PROBLEMS TO WORK ON:
**A)** For the TES passage, decide whether each statement agrees with it: (i) The TES Board has several formal committees. (ii) The organizational framework of TES is structured into five key functional departments. (iii) Mr. Malik joined Transworld in December 2010. Answer yes or no for each, and quote the deciding words of the passage.
**B)** Print everything in the TES passage from "The Company’s auditors, A.F." down to "reporting and compliance.".
**C)** Write what follows the last sentence of the TES passage.
# DOCUMENT TEXT start
The TES Board operates without formal committees, ensuring streamlined decision-making processes. Each board member is a seasoned professional with diverse experience across various market segments, including IT and telecommunications. Their broad expertise and industry insights enable the board to effectively oversee and guide the Company's strategic direction, ensuring alignment with industry best practices and market demands.


Financial Transparency

The Company’s auditors, A.F. Ferguson & Co., are recognized as an ‘A’ category firm on the State Bank of Pakistan's approved list of auditors. They issued an unqualified audit opinion on the Company’s annual financial statements for the fiscal year CY25, reflecting the highest standards of financial reporting and compliance.


Management
Organizational Structure

TES operates with a lean organizational structure led by an experienced and dedicated management team. A significant portion of the senior management has been with the company for an extended period, contributing to its stability and continuity. The organizational framework is structured into five key functional departments: (i) Finance, (ii) Engineering, (iii) Commercial, (iv) HR & Administration, and (v) IT. This streamlined structure ensures efficiency, clear accountability, and effective collaboration across all business functions.


Management Team

Mr. Junaid Iqbal Khan, the CEO/Director, brings valuable and extensive telecom experience specific to the Pakistan market and internationally. He served as CEO of PTCL and Mobilink and from that perspective has a good understanding of TWA and its activities. Mr. Saad Muzaffar Waraich has assumed the role of President/Director and he spearheads Transworld’s long-term strategic growth, development, expansion, and well-being of its human capital. He is a seasoned telecom professional having expertise in technology, organizational transformation, sales, services, and operations. Mr. Aasif Inam has assumed the role of Deputy CEO/COO of the Company. They are distinguished professionals with extensive expertise and diverse experience spanning various market segments within the IT and telecommunications industries. Their visionary leadership and strategic acumen are instrumental in driving the Company’s growth and innovation. Mr. Malik joined Transworld in December 2010. He is currently working as EVP Finance/Director. He is a Chartered Accountant with hands on experience of financial management, banking, financial advisory, auditing, accounting and corporate affairs. He has experience in business development, resource planning, monitoring and financial planning and structuring of projects in power generation, manufacturing, healthcare, telecommunication, real estate and environmental projects with emphasis on CDM (Clean Development Mechanism) consideration. Before joining us, Mr. Malik has served at Anjum Asim Shahid Rehman (Grand Thornton), Bank Alfalah Ltd., Saif Telecom Ltd., Utopia Developers (Pvt.) Ltd., Saif Power and most recently at Saif Holding Ltd.
# DOCUMENT TEXT end
# DATA SECTION start
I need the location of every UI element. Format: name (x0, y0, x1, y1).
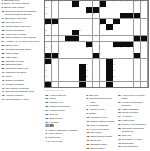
cell-r9c10[interactable] (106, 47, 113, 52)
down-clue-13: 13. Part of a pagoda (87, 124, 117, 127)
down-clue-3: 3. Consecrate (46, 136, 85, 139)
cell-r3c8[interactable]: 17 (93, 13, 99, 18)
cell-r7c10[interactable] (106, 36, 113, 41)
cell-r6c9[interactable] (100, 30, 107, 35)
clue-text: Aristotle, to Alexander the Great (6, 40, 40, 43)
cell-number: 48 (45, 64, 47, 66)
cell-r7c11[interactable] (113, 36, 119, 41)
cell-r3c6[interactable] (79, 13, 85, 18)
across-clues-continued: 50. Arbor's offering51. Genre52. Toasted… (46, 94, 85, 124)
cell-r15c2[interactable]: 57 (52, 82, 59, 87)
across-clue-49: 49. It's cultivated in Africa (2, 98, 42, 101)
cell-r11c6[interactable] (79, 59, 85, 64)
cell-r15c4[interactable] (65, 82, 72, 87)
across-clue-5: 5. Brazil, for some nations (2, 2, 42, 5)
clue-text: Chemical compound component (121, 127, 143, 133)
clue-text: "Cool" quality (48, 132, 62, 135)
cell-r14c2[interactable] (52, 76, 59, 81)
cell-r11c7[interactable] (86, 59, 93, 64)
cell-r5c15[interactable] (141, 24, 148, 29)
cell-r15c8[interactable] (93, 82, 99, 87)
cell-r12c14[interactable] (134, 64, 141, 69)
cell-r6c4[interactable] (65, 30, 72, 35)
cell-r4c8[interactable] (93, 19, 99, 24)
cell-r3c3[interactable] (59, 13, 65, 18)
cell-r2c13[interactable] (127, 7, 133, 12)
cell-r11c9[interactable] (100, 59, 107, 64)
cell-r6c12[interactable] (120, 30, 127, 35)
clue-text: Democrat-turned-Republican-turned-Democr… (5, 10, 37, 16)
cell-r6c6[interactable]: 27 (79, 30, 85, 35)
cell-r10c7[interactable] (86, 53, 93, 58)
cell-r6c1[interactable]: 26 (45, 30, 51, 35)
cell-r12c4[interactable] (65, 64, 72, 69)
clue-text: Brazil, for some nations (4, 2, 29, 5)
cell-r4c2 (52, 19, 59, 24)
clue-text: Japanese wrestling (6, 71, 26, 74)
cell-r8c10[interactable] (106, 42, 113, 47)
cell-number: 12 (45, 7, 47, 9)
clue-text: Center surrounders (50, 105, 71, 108)
cell-r2c3[interactable] (59, 7, 65, 12)
clue-text: All smiles (122, 115, 132, 118)
down-clue-31: 31. Tattoo standard (118, 108, 149, 111)
cell-r13c15[interactable] (141, 70, 148, 75)
cell-r4c13[interactable]: 20 (127, 19, 133, 24)
cell-number: 26 (45, 30, 47, 32)
cell-r14c14[interactable] (134, 76, 141, 81)
cell-r9c7[interactable]: 38 (86, 47, 93, 52)
cell-r14c8[interactable] (93, 76, 99, 81)
cell-r3c2[interactable] (52, 13, 59, 18)
cell-r9c3[interactable] (59, 47, 65, 52)
clue-text: Balloon filler (6, 44, 19, 47)
cell-r6c8[interactable] (93, 30, 99, 35)
cell-number: 5 (79, 1, 80, 3)
cell-r6c15[interactable] (141, 30, 148, 35)
cell-r5c13[interactable] (127, 24, 133, 29)
cell-number: 32 (66, 42, 68, 44)
cell-r1c2[interactable]: 2 (52, 1, 59, 6)
cell-r4c4[interactable] (65, 19, 72, 24)
down-clue-30: 30. "Pocket Fisherman" promoter (118, 101, 149, 107)
cell-r13c14[interactable] (134, 70, 141, 75)
cell-number: 57 (52, 82, 54, 84)
cell-r1c15[interactable]: 11 (141, 1, 148, 6)
clue-text: Switzerland's capital (91, 135, 113, 138)
clue-text: Workplace safety org. (6, 67, 29, 70)
cell-r2c5[interactable]: 13 (72, 7, 79, 12)
cell-number: 28 (107, 30, 109, 32)
cell-r2c9[interactable]: 14 (100, 7, 107, 12)
across-clue-40: 40. Japanese wrestling (2, 71, 42, 74)
clue-text: Broadway opening? (6, 17, 27, 20)
cell-r14c1[interactable]: 54 (45, 76, 51, 81)
cell-r12c7[interactable]: 49 (86, 64, 93, 69)
cell-r13c4[interactable] (65, 70, 72, 75)
cell-r11c14[interactable]: 47 (134, 59, 141, 64)
cell-r13c1[interactable]: 51 (45, 70, 51, 75)
cell-r4c15[interactable] (141, 19, 148, 24)
cell-r3c15[interactable] (141, 13, 148, 18)
cell-r2c10[interactable] (106, 7, 113, 12)
cell-r6c5 (72, 30, 79, 35)
cell-number: 55 (86, 76, 88, 78)
cell-r11c13[interactable] (127, 59, 133, 64)
cell-r15c10 (106, 82, 113, 87)
cell-number: 10 (134, 1, 136, 3)
cell-r7c13[interactable] (127, 36, 133, 41)
cell-r3c11[interactable] (113, 13, 119, 18)
cell-number: 3 (59, 1, 60, 3)
cell-number: 22 (45, 24, 47, 26)
cell-r15c3[interactable] (59, 82, 65, 87)
down-clue-7: 7. Consider (87, 104, 117, 107)
cell-r10c13[interactable] (127, 53, 133, 58)
cell-r8c8[interactable]: 34 (93, 42, 99, 47)
cell-number: 56 (114, 76, 116, 78)
cell-r1c10[interactable]: 6 (106, 1, 113, 6)
cell-r6c13[interactable] (127, 30, 133, 35)
cell-number: 9 (127, 1, 128, 3)
cell-number: 23 (52, 24, 54, 26)
cell-r10c9[interactable]: 43 (100, 53, 107, 58)
cell-r11c4[interactable] (65, 59, 72, 64)
clue-text: Comrade in arms (6, 60, 24, 63)
cell-r14c12[interactable] (120, 76, 127, 81)
cell-number: 37 (45, 47, 47, 49)
cell-r15c5[interactable] (72, 82, 79, 87)
cell-r7c8[interactable] (93, 36, 99, 41)
cell-r3c5[interactable] (72, 13, 79, 18)
cell-r7c3[interactable] (59, 36, 65, 41)
cell-r1c6[interactable]: 5 (79, 1, 85, 6)
cell-r9c6[interactable] (79, 47, 85, 52)
cell-r14c15[interactable] (141, 76, 148, 81)
cell-r4c6[interactable] (79, 19, 85, 24)
cell-r8c3[interactable] (59, 42, 65, 47)
clue-text: Bugle call (91, 139, 101, 142)
cell-r13c5[interactable] (72, 70, 79, 75)
cell-r10c15[interactable] (141, 53, 148, 58)
cell-r9c14[interactable] (134, 47, 141, 52)
cell-r9c2[interactable] (52, 47, 59, 52)
cell-r9c5[interactable] (72, 47, 79, 52)
cell-r5c14[interactable] (134, 24, 141, 29)
clue-text: Winter precipitation (122, 149, 142, 150)
cell-r2c12[interactable] (120, 7, 127, 12)
across-clue-18: 18. Nordic metropolis (2, 29, 42, 32)
across-clue-55: 55. Trial run (46, 113, 85, 116)
cell-r2c11[interactable] (113, 7, 119, 12)
cell-r4c14[interactable]: 21 (134, 19, 141, 24)
cell-number: 54 (45, 76, 47, 78)
cell-r11c12[interactable] (120, 59, 127, 64)
cell-r5c11[interactable]: 25 (113, 24, 119, 29)
down-clue-10: 10. Opposite of o'er (87, 116, 117, 119)
cell-r15c14[interactable] (134, 82, 141, 87)
cell-r12c2[interactable] (52, 64, 59, 69)
clue-text: "Take that!" (6, 56, 18, 59)
clue-text: What a pedometer registers (48, 129, 78, 132)
cell-r10c4[interactable] (65, 53, 72, 58)
cell-r5c8[interactable] (93, 24, 99, 29)
down-clue-5: 5. BLT part (87, 94, 117, 97)
clue-text: Powder container (6, 83, 25, 86)
down-clue-16: 16. Nile snake (87, 131, 117, 134)
cell-r6c2[interactable] (52, 30, 59, 35)
cell-r10c6[interactable] (79, 53, 85, 58)
cell-number: 19 (120, 19, 122, 21)
cell-r12c11[interactable]: 50 (113, 64, 119, 69)
cell-r1c7[interactable] (86, 1, 93, 6)
cell-r6c11[interactable] (113, 30, 119, 35)
clue-text: Agents, to Leo (89, 108, 104, 111)
cell-r3c1[interactable]: 15 (45, 13, 51, 18)
cell-r12c15[interactable] (141, 64, 148, 69)
cell-r13c12[interactable] (120, 70, 127, 75)
cell-r7c2[interactable] (52, 36, 59, 41)
cell-r3c10[interactable] (106, 13, 113, 18)
cell-r15c7[interactable]: 58 (86, 82, 93, 87)
cell-r10c11[interactable] (113, 53, 119, 58)
cell-r10c5[interactable] (72, 53, 79, 58)
cell-r1c3[interactable]: 3 (59, 1, 65, 6)
cell-r14c5[interactable] (72, 76, 79, 81)
cell-r8c14[interactable]: 35 (134, 42, 141, 47)
cell-r8c5[interactable]: 33 (72, 42, 79, 47)
cell-r7c6[interactable]: 30 (79, 36, 85, 41)
cell-r3c7[interactable]: 16 (86, 13, 93, 18)
cell-r11c2[interactable]: 44 (52, 59, 59, 64)
cell-r1c8[interactable] (93, 1, 99, 6)
cell-r9c9[interactable] (100, 47, 107, 52)
cell-r12c9[interactable] (100, 64, 107, 69)
cell-r10c10[interactable] (106, 53, 113, 58)
cell-r1c12[interactable]: 8 (120, 1, 127, 6)
cell-r10c12[interactable] (120, 53, 127, 58)
cell-r2c2[interactable] (52, 7, 59, 12)
cell-number: 30 (79, 36, 81, 38)
clue-text: Dog food brand since 1936 (89, 97, 112, 103)
clue-text: Ruhr city (122, 134, 131, 137)
down-clue-45: 45. Weighed down (118, 145, 149, 148)
cell-r9c1[interactable]: 37 (45, 47, 51, 52)
cell-r10c3[interactable]: 42 (59, 53, 65, 58)
cell-r1c13[interactable]: 9 (127, 1, 133, 6)
down-header: DOWN (46, 125, 85, 128)
cell-r8c15[interactable]: 36 (141, 42, 148, 47)
clue-text: Put in extra hours (91, 128, 110, 131)
cell-r7c9[interactable] (100, 36, 107, 41)
cell-r12c3[interactable] (59, 64, 65, 69)
cell-r5c6[interactable] (79, 24, 85, 29)
clue-text: Decline, as enrollment (122, 123, 146, 126)
cell-r12c8[interactable] (93, 64, 99, 69)
cell-r11c3[interactable] (59, 59, 65, 64)
cell-r4c5[interactable] (72, 19, 79, 24)
cell-r5c7[interactable] (86, 24, 93, 29)
cell-r12c13[interactable] (127, 64, 133, 69)
cell-r1c14[interactable]: 10 (134, 1, 141, 6)
cell-number: 31 (45, 42, 47, 44)
cell-number: 59 (114, 82, 116, 84)
down-clues-start: 1. What a pedometer registers2. "Cool" q… (46, 129, 85, 144)
cell-r12c10 (106, 64, 113, 69)
across-clue-28: 28. Wheel shaft (2, 52, 42, 55)
down-clue-33: 33. Senior member (118, 111, 149, 114)
cell-r13c11[interactable]: 53 (113, 70, 119, 75)
cell-r4c3[interactable]: 18 (59, 19, 65, 24)
cell-r15c15[interactable] (141, 82, 148, 87)
cell-r9c4[interactable] (65, 47, 72, 52)
clue-text: Like Roman numerals (6, 87, 29, 90)
cell-r11c11[interactable]: 46 (113, 59, 119, 64)
across-clue-50: 50. Arbor's offering (46, 94, 85, 97)
cell-r8c6[interactable] (79, 42, 85, 47)
cell-r5c9[interactable]: 24 (100, 24, 107, 29)
across-clue-46: 46. Like Roman numerals (2, 87, 42, 90)
down-clue-26: 26. Acronym for a military mess (118, 94, 149, 100)
cell-r1c1[interactable]: 1 (45, 1, 51, 6)
cell-r3c4[interactable] (65, 13, 72, 18)
cell-r15c1 (45, 82, 51, 87)
clue-text: Weighed down (122, 145, 138, 148)
cell-r13c13[interactable] (127, 70, 133, 75)
cell-r6c14[interactable] (134, 30, 141, 35)
cell-number: 38 (86, 47, 88, 49)
cell-r12c5[interactable] (72, 64, 79, 69)
cell-r4c7[interactable] (86, 19, 93, 24)
cell-r11c5[interactable] (72, 59, 79, 64)
cell-number: 21 (134, 19, 136, 21)
cell-r9c12[interactable]: 40 (120, 47, 127, 52)
cell-r5c1[interactable]: 22 (45, 24, 51, 29)
down-clues-column-4: 26. Acronym for a military mess30. "Pock… (118, 94, 149, 151)
cell-r14c11[interactable]: 56 (113, 76, 119, 81)
cell-r14c13[interactable] (127, 76, 133, 81)
cell-r11c10 (106, 59, 113, 64)
cell-r15c13[interactable] (127, 82, 133, 87)
clue-text: Kind of car or class (6, 33, 26, 36)
cell-r13c8[interactable] (93, 70, 99, 75)
down-clue-4: 4. U-Haul rental (46, 140, 85, 143)
cell-r9c15[interactable] (141, 47, 148, 52)
cell-r14c10 (106, 76, 113, 81)
cell-r8c13 (127, 42, 133, 47)
cell-r13c3[interactable] (59, 70, 65, 75)
cell-r5c2[interactable]: 23 (52, 24, 59, 29)
cell-r6c7[interactable] (86, 30, 93, 35)
cell-r4c10[interactable] (106, 19, 113, 24)
cell-r14c7[interactable]: 55 (86, 76, 93, 81)
cell-number: 6 (107, 1, 108, 3)
cell-r14c9[interactable] (100, 76, 107, 81)
down-clue-39: 39. Ruhr city (118, 134, 149, 137)
cell-r5c12[interactable] (120, 24, 127, 29)
cell-r2c6[interactable] (79, 7, 85, 12)
cell-r13c7[interactable]: 52 (86, 70, 93, 75)
cell-r12c1[interactable]: 48 (45, 64, 51, 69)
cell-r8c1[interactable]: 31 (45, 42, 51, 47)
cell-r5c5[interactable] (72, 24, 79, 29)
across-clue-52: 52. Toasted, e.g. (46, 101, 85, 104)
clue-text: Oft-removed hospital items (6, 90, 35, 93)
cell-number: 47 (134, 59, 136, 61)
cell-r15c12[interactable] (120, 82, 127, 87)
cell-r9c13[interactable]: 41 (127, 47, 133, 52)
cell-number: 15 (45, 13, 47, 15)
crossword-grid[interactable]: 1234567891011121314151617181920212223242… (44, 0, 149, 88)
cell-r2c14[interactable] (134, 7, 141, 12)
cell-r11c8[interactable]: 45 (93, 59, 99, 64)
cell-r2c15[interactable] (141, 7, 148, 12)
clue-text: Arbor's offering (50, 94, 66, 97)
cell-r8c4[interactable]: 32 (65, 42, 72, 47)
cell-number: 24 (100, 24, 102, 26)
cell-number: 35 (134, 42, 136, 44)
cell-r7c1[interactable]: 29 (45, 36, 51, 41)
cell-r6c10[interactable]: 28 (106, 30, 113, 35)
clue-text: Samuel Butler's utopia (90, 120, 114, 123)
clue-text: Senior member (122, 111, 138, 114)
cell-r12c12[interactable] (120, 64, 127, 69)
across-clue-14: 14. Broadway opening? (2, 17, 42, 20)
cell-r7c7[interactable] (86, 36, 93, 41)
cell-r15c11[interactable]: 59 (113, 82, 119, 87)
cell-r4c12[interactable]: 19 (120, 19, 127, 24)
across-clue-47: 47. Oft-removed hospital items (2, 90, 42, 93)
clue-text: Nordic metropolis (6, 29, 25, 32)
cell-r15c6 (79, 82, 85, 87)
down-clue-36: 36. Faded away (118, 119, 149, 122)
across-clue-51: 51. Genre (46, 97, 85, 100)
cell-r15c9[interactable] (100, 82, 107, 87)
across-clue-24: 24. Aristotle, to Alexander the Great (2, 40, 42, 43)
clue-text: Opposite of o'er (91, 116, 108, 119)
cell-r13c9[interactable] (100, 70, 107, 75)
cell-number: 40 (120, 47, 122, 49)
cell-r11c15[interactable] (141, 59, 148, 64)
cell-r6c3[interactable] (59, 30, 65, 35)
cell-number: 27 (79, 30, 81, 32)
cell-r14c4[interactable] (65, 76, 72, 81)
cell-r8c2[interactable] (52, 42, 59, 47)
clue-text: Beach party supply (4, 6, 24, 9)
cell-r7c12[interactable] (120, 36, 127, 41)
cell-r13c2[interactable] (52, 70, 59, 75)
cell-number: 7 (114, 1, 115, 3)
clue-text: Trial run (50, 113, 59, 116)
cell-r5c3[interactable] (59, 24, 65, 29)
cell-r1c4[interactable]: 4 (65, 1, 72, 6)
cell-r3c9[interactable] (100, 13, 107, 18)
cell-r14c3[interactable] (59, 76, 65, 81)
cell-r2c4[interactable] (65, 7, 72, 12)
cell-r9c11[interactable]: 39 (113, 47, 119, 52)
cell-r8c11 (113, 42, 119, 47)
across-clue-27: 27. New England fish staple (2, 48, 42, 51)
cell-r5c4[interactable] (65, 24, 72, 29)
cell-r9c8[interactable] (93, 47, 99, 52)
across-clue-17: 17. Dodge model until 1990 (2, 25, 42, 28)
clue-text: Dodge (89, 112, 96, 115)
cell-r2c1[interactable]: 12 (45, 7, 51, 12)
cell-r8c9[interactable] (100, 42, 107, 47)
cell-number: 33 (72, 42, 74, 44)
down-clue-2: 2. "Cool" quality (46, 132, 85, 135)
cell-r1c11[interactable]: 7 (113, 1, 119, 6)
# DATA SECTION end
THE RESPONSES:
**A)**
(i) No: "The TES Board operates without formal committees"
(ii) Yes: "The organizational framework is structured into five key functional departments"
(iii) Yes: "Mr. Malik joined Transworld in December 2010."

**B)**
The Company’s auditors, A.F. Ferguson & Co., are recognized as an ‘A’ category firm on the State Bank of Pakistan's approved list of auditors. They issued an unqualified audit opinion on the Company’s annual financial statements for the fiscal year CY25, reflecting the highest standards of financial reporting and compliance.

**C)**
Effectiveness

As wholly owned subsidiary of TWA, the Company operates under various formal Management Committees operating at Group level oversee operations of all Group Entities.


MIS

TES boasts an advanced in-house real-time information and dashboard system, ensuring efficient performance monitoring and decision-making. The company is seamlessly integrated into the global internet peering ecosystem through direct connectivity with leading content providers, including Google, Facebook, Akamai, Netflix, Amazon, and others. Its IT infrastructure is organized into six key categories: Infrastructure & Network, IT Operations & Support, IT Governance & Business Insights, Application Development, SAP-ERP, and Compliance & Audits. This comprehensive and well-structured IT framework underpins TES’s ability to deliver reliable and cutting-edge telecommunication services.


Control Environment

The Company implements stringent controls, including internal and third-party audits, to evaluate the effectiveness of its Power BI dashboard and ensure optimal performance. TES has established a robust Cyber Security Framework to mitigate organizational cyber risks and safeguard its digital infrastructure. Additionally, the Internal Audit Department plays a pivotal role in ensuring effective risk management, governance, and internal controls. By identifying areas for improvement and ensuring compliance with established policies, the department contributes significantly to the company’s operational resilience and integrity.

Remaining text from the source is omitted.